* _PROBLEM DETAILS_
Give every entry again, word for word and in full.

* _DATA SHOWN_
=-=-=-=-=
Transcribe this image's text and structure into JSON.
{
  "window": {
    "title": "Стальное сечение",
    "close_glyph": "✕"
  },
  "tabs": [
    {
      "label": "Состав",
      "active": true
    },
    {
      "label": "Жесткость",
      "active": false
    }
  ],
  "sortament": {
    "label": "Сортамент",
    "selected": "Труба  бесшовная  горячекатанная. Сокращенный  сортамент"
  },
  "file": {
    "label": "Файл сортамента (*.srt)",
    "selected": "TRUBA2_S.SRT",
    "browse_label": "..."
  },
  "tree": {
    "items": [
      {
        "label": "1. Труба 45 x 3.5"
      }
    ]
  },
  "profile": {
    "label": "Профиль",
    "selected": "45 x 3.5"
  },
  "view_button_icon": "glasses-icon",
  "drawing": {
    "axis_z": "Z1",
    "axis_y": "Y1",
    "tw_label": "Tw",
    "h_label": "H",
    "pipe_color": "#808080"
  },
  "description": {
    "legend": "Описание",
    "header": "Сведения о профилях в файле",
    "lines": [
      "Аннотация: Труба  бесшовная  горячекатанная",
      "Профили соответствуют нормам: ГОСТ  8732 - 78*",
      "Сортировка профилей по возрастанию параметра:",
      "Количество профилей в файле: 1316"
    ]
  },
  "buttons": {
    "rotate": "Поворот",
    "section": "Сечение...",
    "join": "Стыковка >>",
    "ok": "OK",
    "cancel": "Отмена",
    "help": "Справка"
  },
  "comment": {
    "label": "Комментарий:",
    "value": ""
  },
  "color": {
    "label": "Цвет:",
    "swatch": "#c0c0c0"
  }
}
=-=-=-=-=
* _ANSWER BELOW_
Transcribe this image's text and structure into JSON.
{
  "window": {
    "title": "Стальное сечение",
    "close_glyph": "✕"
  },
  "tabs": [
    {
      "label": "Состав",
      "active": true
    },
    {
      "label": "Жесткость",
      "active": false
    }
  ],
  "sortament": {
    "label": "Сортамент",
    "selected": "Труба  бесшовная  горячекатанная. Сокращенный  сортамент"
  },
  "file": {
    "label": "Файл сортамента (*.srt)",
    "selected": "TRUBA2_S.SRT",
    "browse_label": "..."
  },
  "tree": {
    "items": [
      {
        "label": "1. Труба 45 x 3.5"
      }
    ]
  },
  "profile": {
    "label": "Профиль",
    "selected": "45 x 3.5"
  },
  "view_button_icon": "glasses-icon",
  "drawing": {
    "axis_z": "Z1",
    "axis_y": "Y1",
    "tw_label": "Tw",
    "h_label": "H",
    "pipe_color": "#808080"
  },
  "description": {
    "legend": "Описание",
    "header": "Сведения о профилях в файле",
    "lines": [
      "Аннотация: Труба  бесшовная  горячекатанная",
      "Профили соответствуют нормам: ГОСТ  8732 - 78*",
      "Сортировка профилей по возрастанию параметра:",
      "Количество профилей в файле: 1316"
    ]
  },
  "buttons": {
    "rotate": "Поворот",
    "section": "Сечение...",
    "join": "Стыковка >>",
    "ok": "OK",
    "cancel": "Отмена",
    "help": "Справка"
  },
  "comment": {
    "label": "Комментарий:",
    "value": ""
  },
  "color": {
    "label": "Цвет:",
    "swatch": "#c0c0c0"
  }
}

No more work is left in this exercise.